**Problem requirements**:
Copy every line of the listing that holds the string "http".

**Material shown**:

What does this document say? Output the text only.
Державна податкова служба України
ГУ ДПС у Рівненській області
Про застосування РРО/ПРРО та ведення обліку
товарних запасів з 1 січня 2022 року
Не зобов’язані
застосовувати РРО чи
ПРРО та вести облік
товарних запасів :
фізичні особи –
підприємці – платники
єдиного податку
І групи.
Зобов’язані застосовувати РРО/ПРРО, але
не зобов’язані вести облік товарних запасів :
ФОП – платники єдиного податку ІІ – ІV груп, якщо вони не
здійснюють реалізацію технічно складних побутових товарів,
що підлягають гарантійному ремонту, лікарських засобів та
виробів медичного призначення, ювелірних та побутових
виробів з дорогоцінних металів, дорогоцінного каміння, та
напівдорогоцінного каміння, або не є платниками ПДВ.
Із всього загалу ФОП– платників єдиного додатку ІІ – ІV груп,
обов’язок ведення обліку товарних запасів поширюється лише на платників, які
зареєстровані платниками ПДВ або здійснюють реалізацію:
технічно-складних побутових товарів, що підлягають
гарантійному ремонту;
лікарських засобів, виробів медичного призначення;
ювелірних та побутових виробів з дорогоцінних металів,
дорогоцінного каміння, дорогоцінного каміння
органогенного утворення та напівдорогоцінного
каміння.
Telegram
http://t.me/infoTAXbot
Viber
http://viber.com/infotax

**The completed task**:
http://t.me/infoTAXbot
http://viber.com/infotax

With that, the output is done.